** Start **

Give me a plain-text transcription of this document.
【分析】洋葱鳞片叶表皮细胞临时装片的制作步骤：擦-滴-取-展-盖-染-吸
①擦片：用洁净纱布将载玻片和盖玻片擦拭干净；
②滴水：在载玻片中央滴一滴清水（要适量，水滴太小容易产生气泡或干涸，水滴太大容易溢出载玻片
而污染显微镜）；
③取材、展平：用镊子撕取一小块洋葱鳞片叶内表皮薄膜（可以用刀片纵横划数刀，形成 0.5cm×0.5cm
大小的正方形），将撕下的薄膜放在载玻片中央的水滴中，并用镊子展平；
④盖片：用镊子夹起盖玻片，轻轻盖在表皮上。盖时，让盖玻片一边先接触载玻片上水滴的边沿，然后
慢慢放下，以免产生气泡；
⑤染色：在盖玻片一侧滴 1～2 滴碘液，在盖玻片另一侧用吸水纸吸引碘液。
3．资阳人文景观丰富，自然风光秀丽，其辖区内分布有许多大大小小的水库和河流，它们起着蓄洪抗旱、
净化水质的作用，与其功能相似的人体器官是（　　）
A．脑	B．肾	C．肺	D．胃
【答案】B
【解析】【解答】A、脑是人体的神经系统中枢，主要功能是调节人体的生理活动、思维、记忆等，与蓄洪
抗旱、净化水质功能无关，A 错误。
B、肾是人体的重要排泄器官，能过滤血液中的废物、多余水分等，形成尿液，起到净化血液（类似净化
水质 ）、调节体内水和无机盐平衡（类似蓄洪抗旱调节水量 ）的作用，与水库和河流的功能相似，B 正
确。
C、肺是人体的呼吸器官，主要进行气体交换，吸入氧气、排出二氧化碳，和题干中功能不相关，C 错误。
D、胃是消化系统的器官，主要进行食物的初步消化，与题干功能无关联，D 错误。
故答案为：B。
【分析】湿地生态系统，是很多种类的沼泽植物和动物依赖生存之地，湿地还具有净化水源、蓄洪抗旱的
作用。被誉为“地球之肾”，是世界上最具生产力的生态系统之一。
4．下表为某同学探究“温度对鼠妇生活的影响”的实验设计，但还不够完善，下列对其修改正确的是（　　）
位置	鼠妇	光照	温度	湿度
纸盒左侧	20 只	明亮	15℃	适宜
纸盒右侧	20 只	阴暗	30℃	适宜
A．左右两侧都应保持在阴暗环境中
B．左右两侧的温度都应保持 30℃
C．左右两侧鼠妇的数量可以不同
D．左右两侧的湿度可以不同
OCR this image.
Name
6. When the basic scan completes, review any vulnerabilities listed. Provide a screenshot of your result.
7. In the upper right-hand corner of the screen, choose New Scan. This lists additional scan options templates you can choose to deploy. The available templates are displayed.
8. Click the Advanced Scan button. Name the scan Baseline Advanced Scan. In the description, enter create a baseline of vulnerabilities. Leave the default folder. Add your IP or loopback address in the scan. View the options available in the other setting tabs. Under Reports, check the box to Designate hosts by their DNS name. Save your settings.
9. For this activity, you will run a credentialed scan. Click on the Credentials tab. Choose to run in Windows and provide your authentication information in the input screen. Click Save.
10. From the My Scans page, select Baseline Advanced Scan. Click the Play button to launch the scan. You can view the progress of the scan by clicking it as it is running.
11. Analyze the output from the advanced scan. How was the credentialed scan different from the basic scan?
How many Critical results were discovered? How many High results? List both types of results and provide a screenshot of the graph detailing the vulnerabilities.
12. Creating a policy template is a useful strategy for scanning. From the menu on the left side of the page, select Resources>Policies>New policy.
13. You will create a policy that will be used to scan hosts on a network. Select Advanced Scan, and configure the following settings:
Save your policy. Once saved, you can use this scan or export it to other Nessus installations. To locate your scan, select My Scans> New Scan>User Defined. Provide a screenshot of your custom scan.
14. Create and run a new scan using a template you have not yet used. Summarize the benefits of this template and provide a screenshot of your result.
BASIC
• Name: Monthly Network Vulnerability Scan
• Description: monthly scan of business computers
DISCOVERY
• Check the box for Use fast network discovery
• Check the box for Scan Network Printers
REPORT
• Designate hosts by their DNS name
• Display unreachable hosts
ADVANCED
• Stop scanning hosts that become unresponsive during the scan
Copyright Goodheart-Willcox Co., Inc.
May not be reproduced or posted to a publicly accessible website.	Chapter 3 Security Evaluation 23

** End **

* [REQUIRED TASK]: Write out the full listing exactly as given.

* [RESULT OF THIS EXERCISE]:
Give me a plain-text transcription of this document.
【分析】洋葱鳞片叶表皮细胞临时装片的制作步骤：擦-滴-取-展-盖-染-吸
①擦片：用洁净纱布将载玻片和盖玻片擦拭干净；
②滴水：在载玻片中央滴一滴清水（要适量，水滴太小容易产生气泡或干涸，水滴太大容易溢出载玻片
而污染显微镜）；
③取材、展平：用镊子撕取一小块洋葱鳞片叶内表皮薄膜（可以用刀片纵横划数刀，形成 0.5cm×0.5cm
大小的正方形），将撕下的薄膜放在载玻片中央的水滴中，并用镊子展平；
④盖片：用镊子夹起盖玻片，轻轻盖在表皮上。盖时，让盖玻片一边先接触载玻片上水滴的边沿，然后
慢慢放下，以免产生气泡；
⑤染色：在盖玻片一侧滴 1～2 滴碘液，在盖玻片另一侧用吸水纸吸引碘液。
3．资阳人文景观丰富，自然风光秀丽，其辖区内分布有许多大大小小的水库和河流，它们起着蓄洪抗旱、
净化水质的作用，与其功能相似的人体器官是（　　）
A．脑	B．肾	C．肺	D．胃
【答案】B
【解析】【解答】A、脑是人体的神经系统中枢，主要功能是调节人体的生理活动、思维、记忆等，与蓄洪
抗旱、净化水质功能无关，A 错误。
B、肾是人体的重要排泄器官，能过滤血液中的废物、多余水分等，形成尿液，起到净化血液（类似净化
水质 ）、调节体内水和无机盐平衡（类似蓄洪抗旱调节水量 ）的作用，与水库和河流的功能相似，B 正
确。
C、肺是人体的呼吸器官，主要进行气体交换，吸入氧气、排出二氧化碳，和题干中功能不相关，C 错误。
D、胃是消化系统的器官，主要进行食物的初步消化，与题干功能无关联，D 错误。
故答案为：B。
【分析】湿地生态系统，是很多种类的沼泽植物和动物依赖生存之地，湿地还具有净化水源、蓄洪抗旱的
作用。被誉为“地球之肾”，是世界上最具生产力的生态系统之一。
4．下表为某同学探究“温度对鼠妇生活的影响”的实验设计，但还不够完善，下列对其修改正确的是（　　）
位置	鼠妇	光照	温度	湿度
纸盒左侧	20 只	明亮	15℃	适宜
纸盒右侧	20 只	阴暗	30℃	适宜
A．左右两侧都应保持在阴暗环境中
B．左右两侧的温度都应保持 30℃
C．左右两侧鼠妇的数量可以不同
D．左右两侧的湿度可以不同
OCR this image.
Name
6. When the basic scan completes, review any vulnerabilities listed. Provide a screenshot of your result.
7. In the upper right-hand corner of the screen, choose New Scan. This lists additional scan options templates you can choose to deploy. The available templates are displayed.
8. Click the Advanced Scan button. Name the scan Baseline Advanced Scan. In the description, enter create a baseline of vulnerabilities. Leave the default folder. Add your IP or loopback address in the scan. View the options available in the other setting tabs. Under Reports, check the box to Designate hosts by their DNS name. Save your settings.
9. For this activity, you will run a credentialed scan. Click on the Credentials tab. Choose to run in Windows and provide your authentication information in the input screen. Click Save.
10. From the My Scans page, select Baseline Advanced Scan. Click the Play button to launch the scan. You can view the progress of the scan by clicking it as it is running.
11. Analyze the output from the advanced scan. How was the credentialed scan different from the basic scan?
How many Critical results were discovered? How many High results? List both types of results and provide a screenshot of the graph detailing the vulnerabilities.
12. Creating a policy template is a useful strategy for scanning. From the menu on the left side of the page, select Resources>Policies>New policy.
13. You will create a policy that will be used to scan hosts on a network. Select Advanced Scan, and configure the following settings:
Save your policy. Once saved, you can use this scan or export it to other Nessus installations. To locate your scan, select My Scans> New Scan>User Defined. Provide a screenshot of your custom scan.
14. Create and run a new scan using a template you have not yet used. Summarize the benefits of this template and provide a screenshot of your result.
BASIC
• Name: Monthly Network Vulnerability Scan
• Description: monthly scan of business computers
DISCOVERY
• Check the box for Use fast network discovery
• Check the box for Scan Network Printers
REPORT
• Designate hosts by their DNS name
• Display unreachable hosts
ADVANCED
• Stop scanning hosts that become unresponsive during the scan
Copyright Goodheart-Willcox Co., Inc.
May not be reproduced or posted to a publicly accessible website.	Chapter 3 Security Evaluation 23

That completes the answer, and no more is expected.